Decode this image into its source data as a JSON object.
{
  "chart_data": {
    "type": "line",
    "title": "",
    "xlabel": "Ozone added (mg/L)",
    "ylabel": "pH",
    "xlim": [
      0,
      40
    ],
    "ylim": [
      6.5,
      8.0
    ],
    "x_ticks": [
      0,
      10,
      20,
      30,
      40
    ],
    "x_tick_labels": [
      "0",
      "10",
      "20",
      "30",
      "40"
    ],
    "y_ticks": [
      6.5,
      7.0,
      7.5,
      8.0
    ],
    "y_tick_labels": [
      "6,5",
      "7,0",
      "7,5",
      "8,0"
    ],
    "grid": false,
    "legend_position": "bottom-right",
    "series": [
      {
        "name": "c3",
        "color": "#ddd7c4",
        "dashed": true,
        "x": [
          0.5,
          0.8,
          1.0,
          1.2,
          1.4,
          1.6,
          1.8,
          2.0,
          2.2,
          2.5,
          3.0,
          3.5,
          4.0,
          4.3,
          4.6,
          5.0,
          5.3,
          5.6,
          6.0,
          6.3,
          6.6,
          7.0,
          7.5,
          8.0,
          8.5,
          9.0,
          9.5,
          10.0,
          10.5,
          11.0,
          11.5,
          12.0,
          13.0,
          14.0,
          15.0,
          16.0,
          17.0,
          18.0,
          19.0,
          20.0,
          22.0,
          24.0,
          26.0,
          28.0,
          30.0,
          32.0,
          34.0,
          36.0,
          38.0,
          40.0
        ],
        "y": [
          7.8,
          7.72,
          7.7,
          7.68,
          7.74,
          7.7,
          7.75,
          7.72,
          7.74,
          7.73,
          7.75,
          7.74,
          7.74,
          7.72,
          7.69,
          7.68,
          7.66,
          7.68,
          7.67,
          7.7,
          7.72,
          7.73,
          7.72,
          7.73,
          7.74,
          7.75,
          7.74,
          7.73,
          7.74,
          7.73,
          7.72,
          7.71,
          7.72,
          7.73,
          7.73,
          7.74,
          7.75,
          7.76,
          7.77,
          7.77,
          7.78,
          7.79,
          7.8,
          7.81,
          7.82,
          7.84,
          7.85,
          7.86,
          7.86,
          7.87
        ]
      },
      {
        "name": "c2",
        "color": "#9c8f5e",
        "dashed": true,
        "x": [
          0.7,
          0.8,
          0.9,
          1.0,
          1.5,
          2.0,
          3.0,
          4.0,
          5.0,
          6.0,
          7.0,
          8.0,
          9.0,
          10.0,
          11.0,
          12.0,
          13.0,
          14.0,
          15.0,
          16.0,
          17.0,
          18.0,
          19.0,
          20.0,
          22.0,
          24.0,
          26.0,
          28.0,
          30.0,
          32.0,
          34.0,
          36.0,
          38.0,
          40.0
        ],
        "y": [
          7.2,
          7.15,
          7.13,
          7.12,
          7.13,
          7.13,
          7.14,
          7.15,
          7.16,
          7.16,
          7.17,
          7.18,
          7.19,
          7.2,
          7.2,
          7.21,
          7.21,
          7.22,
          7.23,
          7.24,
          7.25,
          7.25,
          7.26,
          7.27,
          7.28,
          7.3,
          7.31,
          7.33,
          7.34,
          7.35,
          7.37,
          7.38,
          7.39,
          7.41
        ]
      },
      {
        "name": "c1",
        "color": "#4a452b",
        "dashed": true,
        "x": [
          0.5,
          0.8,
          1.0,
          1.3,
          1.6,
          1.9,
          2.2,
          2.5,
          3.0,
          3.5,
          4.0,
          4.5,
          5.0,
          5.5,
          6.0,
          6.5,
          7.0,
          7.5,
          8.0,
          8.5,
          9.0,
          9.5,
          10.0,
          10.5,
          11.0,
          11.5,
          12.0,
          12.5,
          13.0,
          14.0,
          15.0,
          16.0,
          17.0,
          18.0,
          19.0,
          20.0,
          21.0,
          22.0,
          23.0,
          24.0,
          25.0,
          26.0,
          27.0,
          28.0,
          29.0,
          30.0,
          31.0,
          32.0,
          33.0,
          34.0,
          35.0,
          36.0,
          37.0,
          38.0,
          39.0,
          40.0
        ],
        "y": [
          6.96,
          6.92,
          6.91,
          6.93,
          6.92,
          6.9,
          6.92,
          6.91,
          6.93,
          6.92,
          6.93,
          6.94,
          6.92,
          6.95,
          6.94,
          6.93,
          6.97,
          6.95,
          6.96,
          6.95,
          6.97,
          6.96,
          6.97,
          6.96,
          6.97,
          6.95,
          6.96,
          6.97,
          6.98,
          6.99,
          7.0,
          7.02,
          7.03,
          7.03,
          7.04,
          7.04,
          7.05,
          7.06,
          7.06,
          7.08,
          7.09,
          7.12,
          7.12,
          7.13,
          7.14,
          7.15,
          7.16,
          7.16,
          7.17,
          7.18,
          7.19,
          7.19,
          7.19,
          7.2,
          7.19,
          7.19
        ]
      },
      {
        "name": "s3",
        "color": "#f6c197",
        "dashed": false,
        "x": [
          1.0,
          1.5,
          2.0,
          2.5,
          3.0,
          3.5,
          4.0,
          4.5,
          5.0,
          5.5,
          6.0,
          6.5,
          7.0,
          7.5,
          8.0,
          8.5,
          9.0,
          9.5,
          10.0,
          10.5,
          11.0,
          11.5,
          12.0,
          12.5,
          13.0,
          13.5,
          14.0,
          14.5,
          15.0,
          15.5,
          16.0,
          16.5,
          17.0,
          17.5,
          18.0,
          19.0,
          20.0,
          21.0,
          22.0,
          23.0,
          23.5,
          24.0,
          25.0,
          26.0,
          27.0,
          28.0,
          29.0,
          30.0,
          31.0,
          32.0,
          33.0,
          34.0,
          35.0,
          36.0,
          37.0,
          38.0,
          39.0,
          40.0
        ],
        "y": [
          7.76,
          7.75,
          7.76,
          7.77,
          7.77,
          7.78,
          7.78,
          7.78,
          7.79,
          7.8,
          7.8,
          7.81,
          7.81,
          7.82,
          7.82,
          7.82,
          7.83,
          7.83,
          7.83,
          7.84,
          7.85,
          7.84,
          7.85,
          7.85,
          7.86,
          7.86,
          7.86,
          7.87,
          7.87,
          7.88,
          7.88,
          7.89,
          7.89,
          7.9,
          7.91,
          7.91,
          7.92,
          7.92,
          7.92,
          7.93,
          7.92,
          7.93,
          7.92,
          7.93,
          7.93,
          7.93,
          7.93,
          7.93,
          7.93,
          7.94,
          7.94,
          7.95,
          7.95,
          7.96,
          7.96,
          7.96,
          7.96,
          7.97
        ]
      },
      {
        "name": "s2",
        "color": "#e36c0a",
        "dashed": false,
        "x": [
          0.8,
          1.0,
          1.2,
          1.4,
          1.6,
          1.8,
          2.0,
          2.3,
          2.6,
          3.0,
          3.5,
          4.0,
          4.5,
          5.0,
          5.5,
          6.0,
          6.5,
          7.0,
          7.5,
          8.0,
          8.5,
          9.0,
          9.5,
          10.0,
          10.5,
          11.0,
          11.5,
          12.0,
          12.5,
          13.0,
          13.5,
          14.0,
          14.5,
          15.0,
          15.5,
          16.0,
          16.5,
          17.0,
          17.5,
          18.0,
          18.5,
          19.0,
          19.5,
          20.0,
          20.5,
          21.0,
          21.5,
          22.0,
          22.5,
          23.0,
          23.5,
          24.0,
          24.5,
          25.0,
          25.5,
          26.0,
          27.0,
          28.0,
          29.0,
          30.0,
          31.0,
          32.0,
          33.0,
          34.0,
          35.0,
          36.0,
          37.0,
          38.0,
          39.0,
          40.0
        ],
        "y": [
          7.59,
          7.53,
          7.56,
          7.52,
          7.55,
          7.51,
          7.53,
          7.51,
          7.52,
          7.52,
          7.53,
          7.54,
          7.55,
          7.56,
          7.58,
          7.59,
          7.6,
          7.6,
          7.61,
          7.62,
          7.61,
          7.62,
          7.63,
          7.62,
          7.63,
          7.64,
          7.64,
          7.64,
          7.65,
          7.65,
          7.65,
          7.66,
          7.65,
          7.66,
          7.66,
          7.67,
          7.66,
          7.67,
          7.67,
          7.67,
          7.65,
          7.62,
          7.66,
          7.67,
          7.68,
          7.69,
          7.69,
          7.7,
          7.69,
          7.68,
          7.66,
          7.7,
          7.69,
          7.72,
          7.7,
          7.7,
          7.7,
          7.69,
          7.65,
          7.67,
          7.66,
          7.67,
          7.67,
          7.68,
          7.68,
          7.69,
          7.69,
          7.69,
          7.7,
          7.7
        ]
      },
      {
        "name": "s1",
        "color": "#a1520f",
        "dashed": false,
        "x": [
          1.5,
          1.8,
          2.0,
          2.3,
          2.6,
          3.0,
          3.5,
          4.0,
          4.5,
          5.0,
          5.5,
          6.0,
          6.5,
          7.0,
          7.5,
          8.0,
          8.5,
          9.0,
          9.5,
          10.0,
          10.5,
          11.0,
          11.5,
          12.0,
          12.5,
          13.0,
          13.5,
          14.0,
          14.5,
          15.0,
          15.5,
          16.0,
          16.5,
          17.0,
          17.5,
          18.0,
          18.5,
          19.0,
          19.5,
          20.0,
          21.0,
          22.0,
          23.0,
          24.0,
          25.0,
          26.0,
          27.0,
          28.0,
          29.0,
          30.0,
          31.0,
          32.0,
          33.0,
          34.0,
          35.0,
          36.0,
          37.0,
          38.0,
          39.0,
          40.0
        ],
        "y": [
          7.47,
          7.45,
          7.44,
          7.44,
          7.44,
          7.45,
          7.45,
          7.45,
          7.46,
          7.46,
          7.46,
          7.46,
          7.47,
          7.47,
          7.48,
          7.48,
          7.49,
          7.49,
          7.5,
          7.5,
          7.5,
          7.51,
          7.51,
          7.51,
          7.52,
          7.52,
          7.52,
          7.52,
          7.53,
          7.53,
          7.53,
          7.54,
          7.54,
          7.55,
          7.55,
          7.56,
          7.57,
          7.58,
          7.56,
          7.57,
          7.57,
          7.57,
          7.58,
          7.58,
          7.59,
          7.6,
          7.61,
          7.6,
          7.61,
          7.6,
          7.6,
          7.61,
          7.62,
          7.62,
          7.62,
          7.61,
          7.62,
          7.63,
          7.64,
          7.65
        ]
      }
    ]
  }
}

|---|

Written problem: List the lines that contain the word "color".

Task output:
        "color": "#ddd7c4",
        "color": "#9c8f5e",
        "color": "#4a452b",
        "color": "#f6c197",
        "color": "#e36c0a",
        "color": "#a1520f",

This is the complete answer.